Information given:
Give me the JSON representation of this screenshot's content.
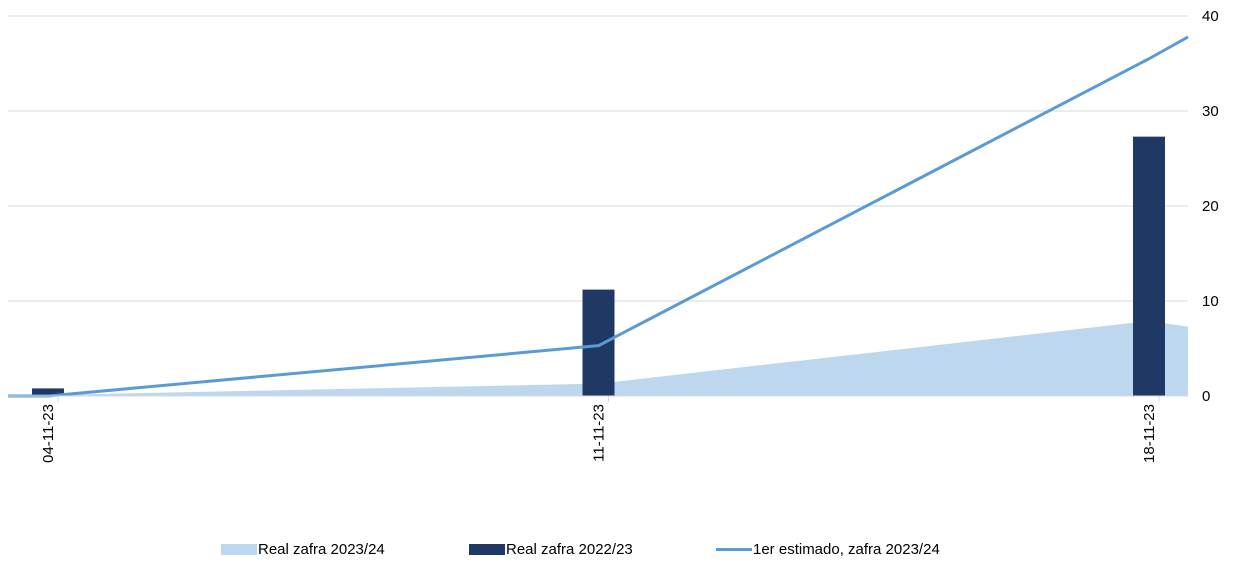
{
  "chart_data": {
    "type": "bar",
    "categories": [
      "04-11-23",
      "11-11-23",
      "18-11-23"
    ],
    "x_range": [
      "04-11-23",
      "18-11-23"
    ],
    "ylim": [
      0,
      40
    ],
    "yticks": [
      "0",
      "10",
      "20",
      "30",
      "40"
    ],
    "y_axis_side": "right",
    "grid": true,
    "legend_position": "bottom",
    "title": "",
    "xlabel": "",
    "ylabel": "",
    "series": [
      {
        "name": "Real zafra 2023/24",
        "type": "area",
        "color": "#bdd7ee",
        "points": [
          {
            "x": "04-11-23",
            "y": 0.1
          },
          {
            "x": "11-11-23",
            "y": 1.3
          },
          {
            "x": "18-11-23",
            "y": 7.9
          },
          {
            "x": "19-11-23",
            "y": 7.3
          }
        ]
      },
      {
        "name": "Real zafra 2022/23",
        "type": "bar",
        "color": "#1f3864",
        "values": [
          0.8,
          11.2,
          27.3
        ]
      },
      {
        "name": "1er estimado, zafra 2023/24",
        "type": "line",
        "color": "#5b9bd5",
        "points": [
          {
            "x": "04-11-23",
            "y": 0
          },
          {
            "x": "11-11-23",
            "y": 5.3
          },
          {
            "x": "18-11-23",
            "y": 35.5
          },
          {
            "x": "19-11-23",
            "y": 37.8
          }
        ]
      }
    ]
  }
}
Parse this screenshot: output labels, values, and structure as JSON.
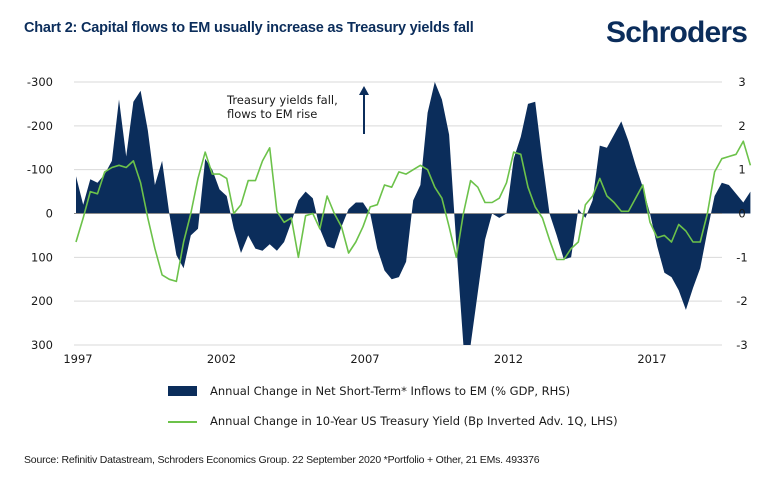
{
  "header": {
    "title": "Chart 2: Capital flows to EM usually increase as Treasury yields fall",
    "logo": "Schroders"
  },
  "source": "Source: Refinitiv Datastream, Schroders Economics Group. 22 September 2020 *Portfolio + Other, 21 EMs. 493376",
  "colors": {
    "area": "#0b2d5b",
    "line": "#6cc24a",
    "grid": "#d9d9d9",
    "title": "#0b2d5b"
  },
  "chart_data": {
    "type": "area+line",
    "title": "Chart 2: Capital flows to EM usually increase as Treasury yields fall",
    "x_ticks": [
      "1997",
      "2002",
      "2007",
      "2012",
      "2017"
    ],
    "x_range": [
      1997.0,
      2020.75
    ],
    "left_axis": {
      "label": "Bp (inverted)",
      "ticks": [
        "-300",
        "-200",
        "-100",
        "0",
        "100",
        "200",
        "300"
      ],
      "range": [
        -300,
        300
      ],
      "inverted": true
    },
    "right_axis": {
      "label": "% GDP",
      "ticks": [
        "3",
        "2",
        "1",
        "0",
        "-1",
        "-2",
        "-3"
      ],
      "range": [
        -3,
        3
      ]
    },
    "grid": true,
    "legend_position": "bottom",
    "annotation": {
      "lines": [
        "Treasury yields fall,",
        "flows to EM rise"
      ],
      "arrow": "up"
    },
    "series": [
      {
        "name": "Annual Change in Net Short-Term* Inflows to EM (% GDP, RHS)",
        "type": "area",
        "axis": "right",
        "points": [
          [
            1997.0,
            0.85
          ],
          [
            1997.25,
            0.2
          ],
          [
            1997.5,
            0.78
          ],
          [
            1997.75,
            0.7
          ],
          [
            1998.0,
            0.9
          ],
          [
            1998.25,
            1.2
          ],
          [
            1998.5,
            2.6
          ],
          [
            1998.75,
            1.3
          ],
          [
            1999.0,
            2.55
          ],
          [
            1999.25,
            2.8
          ],
          [
            1999.5,
            1.9
          ],
          [
            1999.75,
            0.65
          ],
          [
            2000.0,
            1.2
          ],
          [
            2000.25,
            0.0
          ],
          [
            2000.5,
            -0.95
          ],
          [
            2000.75,
            -1.25
          ],
          [
            2001.0,
            -0.5
          ],
          [
            2001.25,
            -0.35
          ],
          [
            2001.5,
            1.25
          ],
          [
            2001.75,
            1.0
          ],
          [
            2002.0,
            0.55
          ],
          [
            2002.25,
            0.4
          ],
          [
            2002.5,
            -0.35
          ],
          [
            2002.75,
            -0.9
          ],
          [
            2003.0,
            -0.5
          ],
          [
            2003.25,
            -0.8
          ],
          [
            2003.5,
            -0.85
          ],
          [
            2003.75,
            -0.7
          ],
          [
            2004.0,
            -0.85
          ],
          [
            2004.25,
            -0.65
          ],
          [
            2004.5,
            -0.2
          ],
          [
            2004.75,
            0.3
          ],
          [
            2005.0,
            0.5
          ],
          [
            2005.25,
            0.35
          ],
          [
            2005.5,
            -0.35
          ],
          [
            2005.75,
            -0.75
          ],
          [
            2006.0,
            -0.8
          ],
          [
            2006.25,
            -0.3
          ],
          [
            2006.5,
            0.1
          ],
          [
            2006.75,
            0.25
          ],
          [
            2007.0,
            0.25
          ],
          [
            2007.25,
            0.0
          ],
          [
            2007.5,
            -0.8
          ],
          [
            2007.75,
            -1.3
          ],
          [
            2008.0,
            -1.5
          ],
          [
            2008.25,
            -1.45
          ],
          [
            2008.5,
            -1.1
          ],
          [
            2008.75,
            0.3
          ],
          [
            2009.0,
            0.65
          ],
          [
            2009.25,
            2.3
          ],
          [
            2009.5,
            3.0
          ],
          [
            2009.75,
            2.6
          ],
          [
            2010.0,
            1.8
          ],
          [
            2010.25,
            -0.7
          ],
          [
            2010.5,
            -3.0
          ],
          [
            2010.75,
            -3.0
          ],
          [
            2011.0,
            -1.8
          ],
          [
            2011.25,
            -0.6
          ],
          [
            2011.5,
            0.0
          ],
          [
            2011.75,
            -0.1
          ],
          [
            2012.0,
            0.0
          ],
          [
            2012.25,
            1.25
          ],
          [
            2012.5,
            1.75
          ],
          [
            2012.75,
            2.5
          ],
          [
            2013.0,
            2.55
          ],
          [
            2013.25,
            1.2
          ],
          [
            2013.5,
            0.0
          ],
          [
            2013.75,
            -0.5
          ],
          [
            2014.0,
            -1.05
          ],
          [
            2014.25,
            -1.0
          ],
          [
            2014.5,
            0.1
          ],
          [
            2014.75,
            -0.1
          ],
          [
            2015.0,
            0.3
          ],
          [
            2015.25,
            1.55
          ],
          [
            2015.5,
            1.5
          ],
          [
            2015.75,
            1.8
          ],
          [
            2016.0,
            2.1
          ],
          [
            2016.25,
            1.65
          ],
          [
            2016.5,
            1.1
          ],
          [
            2016.75,
            0.6
          ],
          [
            2017.0,
            0.0
          ],
          [
            2017.25,
            -0.75
          ],
          [
            2017.5,
            -1.35
          ],
          [
            2017.75,
            -1.45
          ],
          [
            2018.0,
            -1.75
          ],
          [
            2018.25,
            -2.2
          ],
          [
            2018.5,
            -1.7
          ],
          [
            2018.75,
            -1.25
          ],
          [
            2019.0,
            -0.4
          ],
          [
            2019.25,
            0.4
          ],
          [
            2019.5,
            0.7
          ],
          [
            2019.75,
            0.65
          ],
          [
            2020.0,
            0.45
          ],
          [
            2020.25,
            0.25
          ],
          [
            2020.5,
            0.5
          ]
        ]
      },
      {
        "name": "Annual Change in 10-Year US Treasury Yield (Bp Inverted Adv. 1Q, LHS)",
        "type": "line",
        "axis": "left",
        "points": [
          [
            1997.0,
            65
          ],
          [
            1997.25,
            10
          ],
          [
            1997.5,
            -50
          ],
          [
            1997.75,
            -45
          ],
          [
            1998.0,
            -95
          ],
          [
            1998.25,
            -105
          ],
          [
            1998.5,
            -110
          ],
          [
            1998.75,
            -105
          ],
          [
            1999.0,
            -120
          ],
          [
            1999.25,
            -70
          ],
          [
            1999.5,
            10
          ],
          [
            1999.75,
            80
          ],
          [
            2000.0,
            140
          ],
          [
            2000.25,
            150
          ],
          [
            2000.5,
            155
          ],
          [
            2000.75,
            65
          ],
          [
            2001.0,
            0
          ],
          [
            2001.25,
            -80
          ],
          [
            2001.5,
            -140
          ],
          [
            2001.75,
            -90
          ],
          [
            2002.0,
            -90
          ],
          [
            2002.25,
            -80
          ],
          [
            2002.5,
            0
          ],
          [
            2002.75,
            -20
          ],
          [
            2003.0,
            -75
          ],
          [
            2003.25,
            -75
          ],
          [
            2003.5,
            -120
          ],
          [
            2003.75,
            -150
          ],
          [
            2004.0,
            -5
          ],
          [
            2004.25,
            20
          ],
          [
            2004.5,
            10
          ],
          [
            2004.75,
            100
          ],
          [
            2005.0,
            5
          ],
          [
            2005.25,
            0
          ],
          [
            2005.5,
            35
          ],
          [
            2005.75,
            -40
          ],
          [
            2006.0,
            0
          ],
          [
            2006.25,
            30
          ],
          [
            2006.5,
            90
          ],
          [
            2006.75,
            65
          ],
          [
            2007.0,
            30
          ],
          [
            2007.25,
            -15
          ],
          [
            2007.5,
            -20
          ],
          [
            2007.75,
            -65
          ],
          [
            2008.0,
            -60
          ],
          [
            2008.25,
            -95
          ],
          [
            2008.5,
            -90
          ],
          [
            2008.75,
            -100
          ],
          [
            2009.0,
            -110
          ],
          [
            2009.25,
            -100
          ],
          [
            2009.5,
            -60
          ],
          [
            2009.75,
            -35
          ],
          [
            2010.0,
            30
          ],
          [
            2010.25,
            100
          ],
          [
            2010.5,
            0
          ],
          [
            2010.75,
            -75
          ],
          [
            2011.0,
            -60
          ],
          [
            2011.25,
            -25
          ],
          [
            2011.5,
            -25
          ],
          [
            2011.75,
            -35
          ],
          [
            2012.0,
            -70
          ],
          [
            2012.25,
            -140
          ],
          [
            2012.5,
            -135
          ],
          [
            2012.75,
            -60
          ],
          [
            2013.0,
            -15
          ],
          [
            2013.25,
            10
          ],
          [
            2013.5,
            60
          ],
          [
            2013.75,
            105
          ],
          [
            2014.0,
            105
          ],
          [
            2014.25,
            80
          ],
          [
            2014.5,
            65
          ],
          [
            2014.75,
            -20
          ],
          [
            2015.0,
            -40
          ],
          [
            2015.25,
            -80
          ],
          [
            2015.5,
            -40
          ],
          [
            2015.75,
            -25
          ],
          [
            2016.0,
            -5
          ],
          [
            2016.25,
            -5
          ],
          [
            2016.5,
            -35
          ],
          [
            2016.75,
            -65
          ],
          [
            2017.0,
            20
          ],
          [
            2017.25,
            55
          ],
          [
            2017.5,
            50
          ],
          [
            2017.75,
            65
          ],
          [
            2018.0,
            25
          ],
          [
            2018.25,
            40
          ],
          [
            2018.5,
            65
          ],
          [
            2018.75,
            65
          ],
          [
            2019.0,
            0
          ],
          [
            2019.25,
            -95
          ],
          [
            2019.5,
            -125
          ],
          [
            2019.75,
            -130
          ],
          [
            2020.0,
            -135
          ],
          [
            2020.25,
            -165
          ],
          [
            2020.5,
            -110
          ]
        ]
      }
    ]
  }
}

Task to carry out: From the material, report only how many lines include the word "JSON".

Solution to this task: 2